> [Exercise directions]: Reproduce the listing below exactly. Pictures do not belong in the copy.

[Collected data entries]
========

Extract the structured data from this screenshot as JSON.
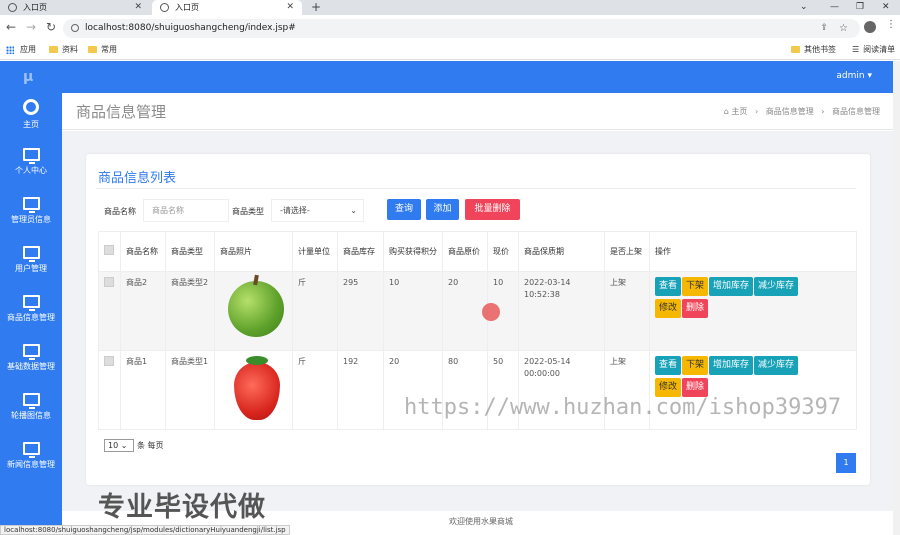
{
  "browser": {
    "tabs": [
      {
        "label": "入口页"
      },
      {
        "label": "入口页"
      }
    ],
    "url": "localhost:8080/shuiguoshangcheng/index.jsp#",
    "bookmarks": {
      "apps": "应用",
      "b1": "资料",
      "b2": "常用",
      "other": "其他书签",
      "reading": "阅读清单"
    },
    "status_url": "localhost:8080/shuiguoshangcheng/jsp/modules/dictionaryHuiyuandengji/list.jsp"
  },
  "sidebar": {
    "items": [
      {
        "label": "主页",
        "icon": "dashboard-icon"
      },
      {
        "label": "个人中心",
        "icon": "monitor-icon"
      },
      {
        "label": "管理员信息",
        "icon": "monitor-icon"
      },
      {
        "label": "用户管理",
        "icon": "monitor-icon"
      },
      {
        "label": "商品信息管理",
        "icon": "monitor-icon"
      },
      {
        "label": "基础数据管理",
        "icon": "monitor-icon"
      },
      {
        "label": "轮播图信息",
        "icon": "monitor-icon"
      },
      {
        "label": "新闻信息管理",
        "icon": "monitor-icon"
      }
    ]
  },
  "topbar": {
    "user": "admin ▾"
  },
  "header": {
    "title": "商品信息管理",
    "crumbs": [
      "主页",
      "商品信息管理",
      "商品信息管理"
    ]
  },
  "card": {
    "title": "商品信息列表",
    "filter": {
      "name_label": "商品名称",
      "name_placeholder": "商品名称",
      "type_label": "商品类型",
      "type_value": "-请选择-"
    },
    "buttons": {
      "query": "查询",
      "add": "添加",
      "batch_delete": "批量删除"
    },
    "columns": [
      "商品名称",
      "商品类型",
      "商品照片",
      "计量单位",
      "商品库存",
      "购买获得积分",
      "商品原价",
      "现价",
      "商品保质期",
      "是否上架",
      "操作"
    ],
    "rows": [
      {
        "name": "商品2",
        "type": "商品类型2",
        "photo": "apple",
        "unit": "斤",
        "stock": "295",
        "points": "10",
        "original": "20",
        "price": "10",
        "expiry": "2022-03-14 10:52:38",
        "listed": "上架"
      },
      {
        "name": "商品1",
        "type": "商品类型1",
        "photo": "strawberry",
        "unit": "斤",
        "stock": "192",
        "points": "20",
        "original": "80",
        "price": "50",
        "expiry": "2022-05-14 00:00:00",
        "listed": "上架"
      }
    ],
    "actions": {
      "view": "查看",
      "off": "下架",
      "add_stock": "增加库存",
      "reduce_stock": "减少库存",
      "edit": "修改",
      "delete": "删除"
    },
    "pager": {
      "size": "10",
      "suffix": "条 每页",
      "page": "1"
    }
  },
  "footer": "欢迎使用水果商城",
  "overlay": {
    "watermark": "https://www.huzhan.com/ishop39397",
    "promo": "专业毕设代做"
  },
  "colors": {
    "primary": "#2f7bef",
    "warning": "#f5b700",
    "teal": "#17a2b8",
    "danger": "#f0445a"
  }
}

========

> [Answer to the exercise]:
Extract the structured data from this screenshot as JSON.
{
  "browser": {
    "tabs": [
      {
        "label": "入口页"
      },
      {
        "label": "入口页"
      }
    ],
    "url": "localhost:8080/shuiguoshangcheng/index.jsp#",
    "bookmarks": {
      "apps": "应用",
      "b1": "资料",
      "b2": "常用",
      "other": "其他书签",
      "reading": "阅读清单"
    },
    "status_url": "localhost:8080/shuiguoshangcheng/jsp/modules/dictionaryHuiyuandengji/list.jsp"
  },
  "sidebar": {
    "items": [
      {
        "label": "主页",
        "icon": "dashboard-icon"
      },
      {
        "label": "个人中心",
        "icon": "monitor-icon"
      },
      {
        "label": "管理员信息",
        "icon": "monitor-icon"
      },
      {
        "label": "用户管理",
        "icon": "monitor-icon"
      },
      {
        "label": "商品信息管理",
        "icon": "monitor-icon"
      },
      {
        "label": "基础数据管理",
        "icon": "monitor-icon"
      },
      {
        "label": "轮播图信息",
        "icon": "monitor-icon"
      },
      {
        "label": "新闻信息管理",
        "icon": "monitor-icon"
      }
    ]
  },
  "topbar": {
    "user": "admin ▾"
  },
  "header": {
    "title": "商品信息管理",
    "crumbs": [
      "主页",
      "商品信息管理",
      "商品信息管理"
    ]
  },
  "card": {
    "title": "商品信息列表",
    "filter": {
      "name_label": "商品名称",
      "name_placeholder": "商品名称",
      "type_label": "商品类型",
      "type_value": "-请选择-"
    },
    "buttons": {
      "query": "查询",
      "add": "添加",
      "batch_delete": "批量删除"
    },
    "columns": [
      "商品名称",
      "商品类型",
      "商品照片",
      "计量单位",
      "商品库存",
      "购买获得积分",
      "商品原价",
      "现价",
      "商品保质期",
      "是否上架",
      "操作"
    ],
    "rows": [
      {
        "name": "商品2",
        "type": "商品类型2",
        "photo": "apple",
        "unit": "斤",
        "stock": "295",
        "points": "10",
        "original": "20",
        "price": "10",
        "expiry": "2022-03-14 10:52:38",
        "listed": "上架"
      },
      {
        "name": "商品1",
        "type": "商品类型1",
        "photo": "strawberry",
        "unit": "斤",
        "stock": "192",
        "points": "20",
        "original": "80",
        "price": "50",
        "expiry": "2022-05-14 00:00:00",
        "listed": "上架"
      }
    ],
    "actions": {
      "view": "查看",
      "off": "下架",
      "add_stock": "增加库存",
      "reduce_stock": "减少库存",
      "edit": "修改",
      "delete": "删除"
    },
    "pager": {
      "size": "10",
      "suffix": "条 每页",
      "page": "1"
    }
  },
  "footer": "欢迎使用水果商城",
  "overlay": {
    "watermark": "https://www.huzhan.com/ishop39397",
    "promo": "专业毕设代做"
  },
  "colors": {
    "primary": "#2f7bef",
    "warning": "#f5b700",
    "teal": "#17a2b8",
    "danger": "#f0445a"
  }
}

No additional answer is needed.